Task description: Reproduce the listing word for word, leaving every picture behind.

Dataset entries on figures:

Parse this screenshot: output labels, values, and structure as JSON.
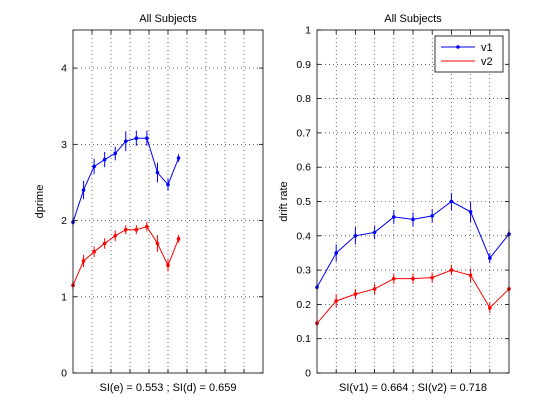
{
  "chart_data": [
    {
      "type": "line",
      "title": "All Subjects",
      "ylabel": "dprime",
      "xlabel": "SI(e) = 0.553 ; SI(d) = 0.659",
      "xlim": [
        1,
        10
      ],
      "ylim": [
        0,
        4.5
      ],
      "yticks": [
        0,
        1,
        2,
        3,
        4
      ],
      "xticks": [
        1,
        2,
        3,
        4,
        5,
        6,
        7,
        8,
        9,
        10
      ],
      "grid": true,
      "legend": null,
      "series": [
        {
          "color": "#0000ff",
          "x": [
            1,
            1.5,
            2,
            2.5,
            3,
            3.5,
            4,
            4.5,
            5,
            5.5,
            6
          ],
          "y": [
            1.98,
            2.4,
            2.71,
            2.8,
            2.88,
            3.04,
            3.08,
            3.08,
            2.63,
            2.47,
            2.82
          ],
          "err": [
            0.05,
            0.12,
            0.1,
            0.1,
            0.09,
            0.13,
            0.1,
            0.1,
            0.13,
            0.08,
            0.05
          ]
        },
        {
          "color": "#ff0000",
          "x": [
            1,
            1.5,
            2,
            2.5,
            3,
            3.5,
            4,
            4.5,
            5,
            5.5,
            6
          ],
          "y": [
            1.15,
            1.47,
            1.59,
            1.7,
            1.8,
            1.88,
            1.88,
            1.92,
            1.7,
            1.41,
            1.76
          ],
          "err": [
            0.05,
            0.08,
            0.07,
            0.07,
            0.07,
            0.06,
            0.06,
            0.06,
            0.11,
            0.08,
            0.05
          ]
        }
      ]
    },
    {
      "type": "line",
      "title": "All Subjects",
      "ylabel": "drift rate",
      "xlabel": "SI(v1) = 0.664 ; SI(v2) = 0.718",
      "xlim": [
        1,
        6
      ],
      "ylim": [
        0,
        1
      ],
      "yticks": [
        0,
        0.1,
        0.2,
        0.3,
        0.4,
        0.5,
        0.6,
        0.7,
        0.8,
        0.9,
        1
      ],
      "grid": true,
      "legend": "top-right",
      "series": [
        {
          "name": "v1",
          "color": "#0000ff",
          "x": [
            1,
            1.5,
            2,
            2.5,
            3,
            3.5,
            4,
            4.5,
            5,
            5.5,
            6
          ],
          "y": [
            0.25,
            0.35,
            0.4,
            0.41,
            0.455,
            0.448,
            0.458,
            0.5,
            0.47,
            0.335,
            0.405
          ],
          "err": [
            0.01,
            0.025,
            0.025,
            0.02,
            0.02,
            0.02,
            0.02,
            0.025,
            0.03,
            0.015,
            0.01
          ]
        },
        {
          "name": "v2",
          "color": "#ff0000",
          "x": [
            1,
            1.5,
            2,
            2.5,
            3,
            3.5,
            4,
            4.5,
            5,
            5.5,
            6
          ],
          "y": [
            0.145,
            0.21,
            0.23,
            0.245,
            0.275,
            0.275,
            0.278,
            0.3,
            0.285,
            0.19,
            0.245
          ],
          "err": [
            0.01,
            0.02,
            0.015,
            0.015,
            0.015,
            0.015,
            0.015,
            0.015,
            0.02,
            0.015,
            0.01
          ]
        }
      ]
    }
  ]
}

Full answer:
Parse this screenshot: output labels, values, and structure as JSON.
{
  "chart_data": [
    {
      "type": "line",
      "title": "All Subjects",
      "ylabel": "dprime",
      "xlabel": "SI(e) = 0.553 ; SI(d) = 0.659",
      "xlim": [
        1,
        10
      ],
      "ylim": [
        0,
        4.5
      ],
      "yticks": [
        0,
        1,
        2,
        3,
        4
      ],
      "xticks": [
        1,
        2,
        3,
        4,
        5,
        6,
        7,
        8,
        9,
        10
      ],
      "grid": true,
      "legend": null,
      "series": [
        {
          "color": "#0000ff",
          "x": [
            1,
            1.5,
            2,
            2.5,
            3,
            3.5,
            4,
            4.5,
            5,
            5.5,
            6
          ],
          "y": [
            1.98,
            2.4,
            2.71,
            2.8,
            2.88,
            3.04,
            3.08,
            3.08,
            2.63,
            2.47,
            2.82
          ],
          "err": [
            0.05,
            0.12,
            0.1,
            0.1,
            0.09,
            0.13,
            0.1,
            0.1,
            0.13,
            0.08,
            0.05
          ]
        },
        {
          "color": "#ff0000",
          "x": [
            1,
            1.5,
            2,
            2.5,
            3,
            3.5,
            4,
            4.5,
            5,
            5.5,
            6
          ],
          "y": [
            1.15,
            1.47,
            1.59,
            1.7,
            1.8,
            1.88,
            1.88,
            1.92,
            1.7,
            1.41,
            1.76
          ],
          "err": [
            0.05,
            0.08,
            0.07,
            0.07,
            0.07,
            0.06,
            0.06,
            0.06,
            0.11,
            0.08,
            0.05
          ]
        }
      ]
    },
    {
      "type": "line",
      "title": "All Subjects",
      "ylabel": "drift rate",
      "xlabel": "SI(v1) = 0.664 ; SI(v2) = 0.718",
      "xlim": [
        1,
        6
      ],
      "ylim": [
        0,
        1
      ],
      "yticks": [
        0,
        0.1,
        0.2,
        0.3,
        0.4,
        0.5,
        0.6,
        0.7,
        0.8,
        0.9,
        1
      ],
      "grid": true,
      "legend": "top-right",
      "series": [
        {
          "name": "v1",
          "color": "#0000ff",
          "x": [
            1,
            1.5,
            2,
            2.5,
            3,
            3.5,
            4,
            4.5,
            5,
            5.5,
            6
          ],
          "y": [
            0.25,
            0.35,
            0.4,
            0.41,
            0.455,
            0.448,
            0.458,
            0.5,
            0.47,
            0.335,
            0.405
          ],
          "err": [
            0.01,
            0.025,
            0.025,
            0.02,
            0.02,
            0.02,
            0.02,
            0.025,
            0.03,
            0.015,
            0.01
          ]
        },
        {
          "name": "v2",
          "color": "#ff0000",
          "x": [
            1,
            1.5,
            2,
            2.5,
            3,
            3.5,
            4,
            4.5,
            5,
            5.5,
            6
          ],
          "y": [
            0.145,
            0.21,
            0.23,
            0.245,
            0.275,
            0.275,
            0.278,
            0.3,
            0.285,
            0.19,
            0.245
          ],
          "err": [
            0.01,
            0.02,
            0.015,
            0.015,
            0.015,
            0.015,
            0.015,
            0.015,
            0.02,
            0.015,
            0.01
          ]
        }
      ]
    }
  ]
}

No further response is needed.